■ TASK REQUIREMENTS ■
Below are the records; collect from them each line containing the string "dependencies".

Data extracted from a collection
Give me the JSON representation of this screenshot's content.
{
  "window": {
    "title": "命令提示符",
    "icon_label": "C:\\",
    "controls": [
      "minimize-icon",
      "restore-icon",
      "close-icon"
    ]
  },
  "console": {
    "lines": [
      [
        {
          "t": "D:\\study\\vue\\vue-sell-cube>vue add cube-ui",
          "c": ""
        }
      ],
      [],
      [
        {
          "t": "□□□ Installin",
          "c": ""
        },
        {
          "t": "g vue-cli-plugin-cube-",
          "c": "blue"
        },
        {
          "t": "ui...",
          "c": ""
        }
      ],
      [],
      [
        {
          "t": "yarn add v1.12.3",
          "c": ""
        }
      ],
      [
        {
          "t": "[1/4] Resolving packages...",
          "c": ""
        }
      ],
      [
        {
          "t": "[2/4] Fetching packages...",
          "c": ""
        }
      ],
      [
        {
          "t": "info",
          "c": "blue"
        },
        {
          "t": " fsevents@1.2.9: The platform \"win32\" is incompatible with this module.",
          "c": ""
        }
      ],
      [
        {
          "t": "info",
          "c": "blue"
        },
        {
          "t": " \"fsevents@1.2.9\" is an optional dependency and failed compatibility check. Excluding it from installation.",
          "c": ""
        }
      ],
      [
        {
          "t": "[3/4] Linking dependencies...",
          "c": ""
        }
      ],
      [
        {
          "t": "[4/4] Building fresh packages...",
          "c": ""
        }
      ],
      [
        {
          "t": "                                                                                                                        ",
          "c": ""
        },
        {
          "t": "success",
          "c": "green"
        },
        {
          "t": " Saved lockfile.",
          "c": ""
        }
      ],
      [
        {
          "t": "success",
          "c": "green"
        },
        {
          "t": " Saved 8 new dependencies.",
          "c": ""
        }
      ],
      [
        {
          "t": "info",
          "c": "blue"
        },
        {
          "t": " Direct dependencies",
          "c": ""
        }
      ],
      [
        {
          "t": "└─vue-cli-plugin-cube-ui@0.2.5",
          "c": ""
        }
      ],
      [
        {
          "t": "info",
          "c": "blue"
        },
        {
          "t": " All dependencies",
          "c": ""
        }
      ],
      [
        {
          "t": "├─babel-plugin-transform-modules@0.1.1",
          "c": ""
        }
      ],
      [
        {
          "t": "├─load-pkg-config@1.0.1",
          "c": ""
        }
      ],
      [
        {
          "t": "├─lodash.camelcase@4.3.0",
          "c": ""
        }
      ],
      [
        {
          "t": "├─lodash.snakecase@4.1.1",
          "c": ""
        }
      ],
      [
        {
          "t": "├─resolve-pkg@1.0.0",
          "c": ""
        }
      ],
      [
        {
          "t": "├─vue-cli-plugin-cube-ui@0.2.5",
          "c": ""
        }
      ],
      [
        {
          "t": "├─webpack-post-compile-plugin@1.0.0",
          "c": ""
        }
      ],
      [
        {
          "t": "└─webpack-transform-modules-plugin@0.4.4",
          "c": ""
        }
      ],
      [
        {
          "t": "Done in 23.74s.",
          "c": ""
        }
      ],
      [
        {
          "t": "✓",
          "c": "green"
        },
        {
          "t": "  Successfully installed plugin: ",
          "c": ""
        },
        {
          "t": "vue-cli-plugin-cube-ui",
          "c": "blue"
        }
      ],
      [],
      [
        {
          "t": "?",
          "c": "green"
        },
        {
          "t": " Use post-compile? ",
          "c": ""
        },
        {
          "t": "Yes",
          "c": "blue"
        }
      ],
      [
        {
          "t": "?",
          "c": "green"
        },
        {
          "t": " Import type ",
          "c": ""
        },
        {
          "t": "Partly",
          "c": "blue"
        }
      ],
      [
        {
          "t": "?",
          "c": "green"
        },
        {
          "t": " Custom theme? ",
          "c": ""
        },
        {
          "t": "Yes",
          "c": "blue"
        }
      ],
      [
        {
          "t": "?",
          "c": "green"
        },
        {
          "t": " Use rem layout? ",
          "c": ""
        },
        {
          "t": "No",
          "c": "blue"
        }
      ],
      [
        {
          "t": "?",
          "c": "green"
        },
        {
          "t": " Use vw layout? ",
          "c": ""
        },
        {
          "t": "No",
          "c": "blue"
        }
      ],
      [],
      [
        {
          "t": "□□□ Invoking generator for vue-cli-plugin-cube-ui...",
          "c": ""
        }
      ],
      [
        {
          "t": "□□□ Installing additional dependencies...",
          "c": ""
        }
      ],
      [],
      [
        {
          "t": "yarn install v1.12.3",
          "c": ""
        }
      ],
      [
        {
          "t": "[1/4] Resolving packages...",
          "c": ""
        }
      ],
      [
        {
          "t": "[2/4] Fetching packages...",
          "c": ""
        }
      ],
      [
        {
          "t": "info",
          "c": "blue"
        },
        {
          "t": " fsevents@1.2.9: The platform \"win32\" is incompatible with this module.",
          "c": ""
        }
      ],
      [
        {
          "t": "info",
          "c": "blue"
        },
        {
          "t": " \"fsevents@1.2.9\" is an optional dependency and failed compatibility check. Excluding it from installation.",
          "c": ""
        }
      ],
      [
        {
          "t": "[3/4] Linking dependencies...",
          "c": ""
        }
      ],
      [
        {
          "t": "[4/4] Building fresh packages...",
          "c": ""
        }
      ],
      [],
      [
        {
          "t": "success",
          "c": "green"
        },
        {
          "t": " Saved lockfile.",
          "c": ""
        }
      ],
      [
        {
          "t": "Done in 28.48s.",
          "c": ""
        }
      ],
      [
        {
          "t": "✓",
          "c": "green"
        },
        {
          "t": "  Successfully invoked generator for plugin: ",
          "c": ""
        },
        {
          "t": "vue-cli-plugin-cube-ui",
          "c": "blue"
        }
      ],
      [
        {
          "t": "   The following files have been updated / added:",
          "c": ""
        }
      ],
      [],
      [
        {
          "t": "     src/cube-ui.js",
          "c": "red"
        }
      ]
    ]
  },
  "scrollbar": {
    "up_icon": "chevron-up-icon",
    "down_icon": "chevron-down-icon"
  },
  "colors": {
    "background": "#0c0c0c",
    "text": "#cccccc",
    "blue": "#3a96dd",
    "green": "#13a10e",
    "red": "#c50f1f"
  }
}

■ REPLY TO THE TASK ■
          "t": "[3/4] Linking dependencies...",
          "t": " Saved 8 new dependencies.",
          "t": " Direct dependencies",
          "t": " All dependencies",
          "t": "□□□ Installing additional dependencies...",
          "t": "[3/4] Linking dependencies...",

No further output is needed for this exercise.